DOCUMENT PASSAGE:
▼▼▼

Prosise v. Haring

667 F.2d 1133
CourtCourt of Appeals for the Fourth Circuit
DecidedDecember 30, 1981
DocketNo. 79-6310
StatusPublished
Cited by32 cases

This text of 667 F.2d 1133 (Prosise v. Haring) is published on Counsel Stack Legal Research, covering Court of Appeals for the Fourth Circuit primary law. Counsel Stack provides free access to over 12 million legal documents including statutes, case law, regulations, and constitutions.

Bluebook
Prosise v. Haring, 667 F.2d 1133 (4th Cir. 1981).

Opinion

JAMES DICKSON PHILLIPS, Circuit Judge:

Prosise appeals the district court’s grant of summary judgment dismissing his claims under 42 U.S.C. § 1983 that Arlington County, Virginia police officers violated his constitutional rights by using excessive force in arresting him and by conducting a search and seizure in violation of the fourth and fourteenth amendments. The district court held that the officers’ use of force was reasonable and not excessive under the circumstances and that the search and seizure claim was precluded by Prosise’s guilty plea in the related state court criminal prosecution. We affirm the district court’s dismissal of the excessive force claim, but we reverse and remand the search and seizure claim for further proceedings because we do not think the state conviction based on a guilty plea should preclude litigation of that claim.

I

In September 1977, the defendants, County Police Officers Haring, Trumble, Beuchert and Garber, answered a radio call about a domestic disturbance. Arriving at [1135]*1135the scene, the officers saw Prosise and a woman, Katherine Denny, at the window of the apartment. Both Prosise and Denny yelled to the officers that the other had a gun, and Prosise held his arm out of the window showing a wound where Denny had stabbed him. Prosise called to the officers that he would let them in if they came up.

The officers went up the stairwell and stood outside the door on a landing. They announced themselves and attempted unsuccessfully to open the door. After hearing two gunshots, they drew their guns and tried to kick the door in. At that moment, Prosise — who is six feet four inches tall— opened the door and greeted the officers with two handguns in his left hand. The officers ordered him to back away and drop his weapons. He refused to do so, even when one officer pointed a gun at his chest and repeated the order. Fearing that he might use his weapon, the officers seized him and sought to disarm him by force.

A scuffle ensued, during which the officers subdued and disarmed Prosise. He was handcuffed and taken into custody and was later treated at a local hospital for abrasions. Prosise claims that the officers struck him in the cheek with a pistol during the scuffle, while Trumble remembers only that he struck him with his fist in order to disarm him.

After Prosise was taken away, Denny told the officers that Prosise was manufacturing drugs and that he kept them in a closet. She led them to a closet and showed them a baggie she said contained “PCP” (phencyclidine or “angel dust”) and the substances and devices which she said Prosise used in making PCP.

▲▲▲

TASK 1:
According to the court opinion, what did Prosise hold in his left hand when he opened the door for the officers?
TASK 2:
Continue the Prosise v. Haring opinion from its last sentence.

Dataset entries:
▼▼▼

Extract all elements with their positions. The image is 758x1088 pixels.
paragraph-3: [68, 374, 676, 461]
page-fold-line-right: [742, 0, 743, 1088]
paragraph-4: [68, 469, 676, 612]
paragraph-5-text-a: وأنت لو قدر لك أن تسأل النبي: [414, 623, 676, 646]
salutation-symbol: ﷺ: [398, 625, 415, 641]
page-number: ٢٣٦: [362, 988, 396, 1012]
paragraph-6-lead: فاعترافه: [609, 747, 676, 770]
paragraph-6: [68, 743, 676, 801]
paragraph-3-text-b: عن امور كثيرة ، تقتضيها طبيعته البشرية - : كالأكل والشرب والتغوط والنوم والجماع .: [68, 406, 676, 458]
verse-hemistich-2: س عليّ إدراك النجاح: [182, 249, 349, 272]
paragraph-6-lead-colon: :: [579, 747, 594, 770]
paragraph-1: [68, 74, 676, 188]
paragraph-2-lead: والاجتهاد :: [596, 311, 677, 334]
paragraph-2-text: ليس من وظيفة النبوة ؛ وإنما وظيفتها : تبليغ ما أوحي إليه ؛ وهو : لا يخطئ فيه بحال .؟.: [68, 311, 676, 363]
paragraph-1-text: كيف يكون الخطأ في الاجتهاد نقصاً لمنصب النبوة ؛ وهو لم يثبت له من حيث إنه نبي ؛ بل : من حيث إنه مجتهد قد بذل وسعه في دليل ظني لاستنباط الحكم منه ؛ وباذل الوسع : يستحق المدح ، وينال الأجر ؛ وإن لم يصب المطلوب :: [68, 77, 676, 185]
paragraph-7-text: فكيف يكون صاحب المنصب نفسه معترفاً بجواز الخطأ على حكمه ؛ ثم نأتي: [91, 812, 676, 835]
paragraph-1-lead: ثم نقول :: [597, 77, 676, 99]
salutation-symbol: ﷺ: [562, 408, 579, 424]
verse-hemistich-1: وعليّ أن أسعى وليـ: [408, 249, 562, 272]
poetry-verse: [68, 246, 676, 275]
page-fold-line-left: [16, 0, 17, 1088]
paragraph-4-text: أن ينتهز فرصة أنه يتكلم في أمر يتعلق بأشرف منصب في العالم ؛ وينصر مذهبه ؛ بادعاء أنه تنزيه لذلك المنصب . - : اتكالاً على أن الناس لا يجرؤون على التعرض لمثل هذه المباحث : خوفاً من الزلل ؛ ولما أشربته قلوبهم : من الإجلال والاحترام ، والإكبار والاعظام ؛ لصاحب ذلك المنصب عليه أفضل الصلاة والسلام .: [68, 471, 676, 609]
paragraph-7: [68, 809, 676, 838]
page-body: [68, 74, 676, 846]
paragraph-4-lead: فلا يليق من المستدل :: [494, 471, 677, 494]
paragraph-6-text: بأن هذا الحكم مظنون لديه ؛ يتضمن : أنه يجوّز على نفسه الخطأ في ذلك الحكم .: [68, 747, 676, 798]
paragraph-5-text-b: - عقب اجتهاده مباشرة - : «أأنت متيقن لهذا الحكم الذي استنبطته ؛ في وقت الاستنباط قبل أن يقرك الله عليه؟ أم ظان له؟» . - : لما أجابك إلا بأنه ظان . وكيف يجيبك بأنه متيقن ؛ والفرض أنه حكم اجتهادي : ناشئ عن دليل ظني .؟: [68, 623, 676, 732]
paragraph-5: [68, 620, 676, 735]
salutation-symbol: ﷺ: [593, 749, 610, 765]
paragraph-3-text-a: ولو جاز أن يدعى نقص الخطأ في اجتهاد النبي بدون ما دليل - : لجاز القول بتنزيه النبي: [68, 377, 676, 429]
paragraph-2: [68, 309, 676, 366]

▲▲▲

OUTPUT 1:
Two handguns.

OUTPUT 2:
The officers did not seize any of the articles but called Narcotics Detective Allen to the scene. This practice is standard when drugs of this nature are involved because the chemicals are often volatile and can be dangerous. Detective Allen noticed a smell of ether, saw the chemicals in the closet and concluded that these chemicals were probably being used to manufacture PCP. Allen left the two remaining officers to secure the area and went to the magistrate for a search warrant. Allen returned with a search warrant, and the officers searched the apartment, seizing the chemicals and drug paraphernalia.

Prosise was later charged in a state prosecution with a count of manufacturing phencyclidine and a count of possession of phencyclidine. He executed a plea agreement wherein he was to plead guilty to the count of manufacturing in return for a nolle prosequi of the count of possession. The Arlington Circuit Court accepted his guilty plea. At the hearing, Detective Allen testified about the search of Prosise’s apartment, explaining that a chemist had identified the chemicals seized as being PCP in various stages of manufacture.

At sentencing some weeks later, Prosise attempted to withdraw his guilty plea. The court denied Prosise’s motion to withdraw the plea and imposed a sentence of fine and imprisonment. The Virginia Supreme Court denied his petition for writ of error challenging the voluntariness of his plea and the refusal of the trial court to permit the withdrawal of the plea. Prosise v. Commonwealth, Record No. 78-1479 (July 17, 1979).

Prosise then commenced this action in the United States District Court for the Eastern District of Virginia alleging, under 42 U.S.C. § 1983, a denial of his constitutional rights under color of state law. He claimed, among other things, that the officers had used excessive force during his arrest and had engaged in an illegal search and seizure. The district court dismissed all but these two claims, and the defendants moved for summary judgment as to them.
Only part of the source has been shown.